■ **What to produce**: The records should be written out in full, with nothing altered.

(Collected data entries)
------------------------------------------------
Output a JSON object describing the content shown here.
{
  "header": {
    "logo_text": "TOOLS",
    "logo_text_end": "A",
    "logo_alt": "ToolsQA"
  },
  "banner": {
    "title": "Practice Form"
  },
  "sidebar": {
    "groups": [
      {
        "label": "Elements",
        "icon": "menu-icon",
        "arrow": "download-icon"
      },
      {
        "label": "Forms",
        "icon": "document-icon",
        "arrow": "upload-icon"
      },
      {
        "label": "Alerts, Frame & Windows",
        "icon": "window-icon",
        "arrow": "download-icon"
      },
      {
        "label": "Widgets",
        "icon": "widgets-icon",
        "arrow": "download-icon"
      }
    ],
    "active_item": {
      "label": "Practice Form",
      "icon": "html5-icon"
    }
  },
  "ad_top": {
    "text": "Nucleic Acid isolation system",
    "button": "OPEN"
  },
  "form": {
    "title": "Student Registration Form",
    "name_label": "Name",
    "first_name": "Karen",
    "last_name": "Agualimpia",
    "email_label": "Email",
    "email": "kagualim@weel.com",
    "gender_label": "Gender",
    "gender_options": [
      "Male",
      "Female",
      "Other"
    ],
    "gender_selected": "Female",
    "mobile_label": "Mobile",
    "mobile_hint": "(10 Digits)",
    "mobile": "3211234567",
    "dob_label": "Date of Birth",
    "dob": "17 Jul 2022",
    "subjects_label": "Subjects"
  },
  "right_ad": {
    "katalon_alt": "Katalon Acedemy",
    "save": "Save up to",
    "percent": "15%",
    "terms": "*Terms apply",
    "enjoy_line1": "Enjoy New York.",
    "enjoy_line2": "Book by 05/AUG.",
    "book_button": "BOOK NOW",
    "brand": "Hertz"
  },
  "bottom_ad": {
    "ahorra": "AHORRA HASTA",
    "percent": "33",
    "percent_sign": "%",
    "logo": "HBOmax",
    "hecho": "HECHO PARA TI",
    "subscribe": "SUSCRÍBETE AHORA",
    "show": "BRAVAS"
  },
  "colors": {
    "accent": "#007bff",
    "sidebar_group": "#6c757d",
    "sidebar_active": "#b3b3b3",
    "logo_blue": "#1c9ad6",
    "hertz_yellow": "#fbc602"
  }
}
------------------------------------------------
■ **Task result**:
Output a JSON object describing the content shown here.
{
  "header": {
    "logo_text": "TOOLS",
    "logo_text_end": "A",
    "logo_alt": "ToolsQA"
  },
  "banner": {
    "title": "Practice Form"
  },
  "sidebar": {
    "groups": [
      {
        "label": "Elements",
        "icon": "menu-icon",
        "arrow": "download-icon"
      },
      {
        "label": "Forms",
        "icon": "document-icon",
        "arrow": "upload-icon"
      },
      {
        "label": "Alerts, Frame & Windows",
        "icon": "window-icon",
        "arrow": "download-icon"
      },
      {
        "label": "Widgets",
        "icon": "widgets-icon",
        "arrow": "download-icon"
      }
    ],
    "active_item": {
      "label": "Practice Form",
      "icon": "html5-icon"
    }
  },
  "ad_top": {
    "text": "Nucleic Acid isolation system",
    "button": "OPEN"
  },
  "form": {
    "title": "Student Registration Form",
    "name_label": "Name",
    "first_name": "Karen",
    "last_name": "Agualimpia",
    "email_label": "Email",
    "email": "kagualim@weel.com",
    "gender_label": "Gender",
    "gender_options": [
      "Male",
      "Female",
      "Other"
    ],
    "gender_selected": "Female",
    "mobile_label": "Mobile",
    "mobile_hint": "(10 Digits)",
    "mobile": "3211234567",
    "dob_label": "Date of Birth",
    "dob": "17 Jul 2022",
    "subjects_label": "Subjects"
  },
  "right_ad": {
    "katalon_alt": "Katalon Acedemy",
    "save": "Save up to",
    "percent": "15%",
    "terms": "*Terms apply",
    "enjoy_line1": "Enjoy New York.",
    "enjoy_line2": "Book by 05/AUG.",
    "book_button": "BOOK NOW",
    "brand": "Hertz"
  },
  "bottom_ad": {
    "ahorra": "AHORRA HASTA",
    "percent": "33",
    "percent_sign": "%",
    "logo": "HBOmax",
    "hecho": "HECHO PARA TI",
    "subscribe": "SUSCRÍBETE AHORA",
    "show": "BRAVAS"
  },
  "colors": {
    "accent": "#007bff",
    "sidebar_group": "#6c757d",
    "sidebar_active": "#b3b3b3",
    "logo_blue": "#1c9ad6",
    "hertz_yellow": "#fbc602"
  }
}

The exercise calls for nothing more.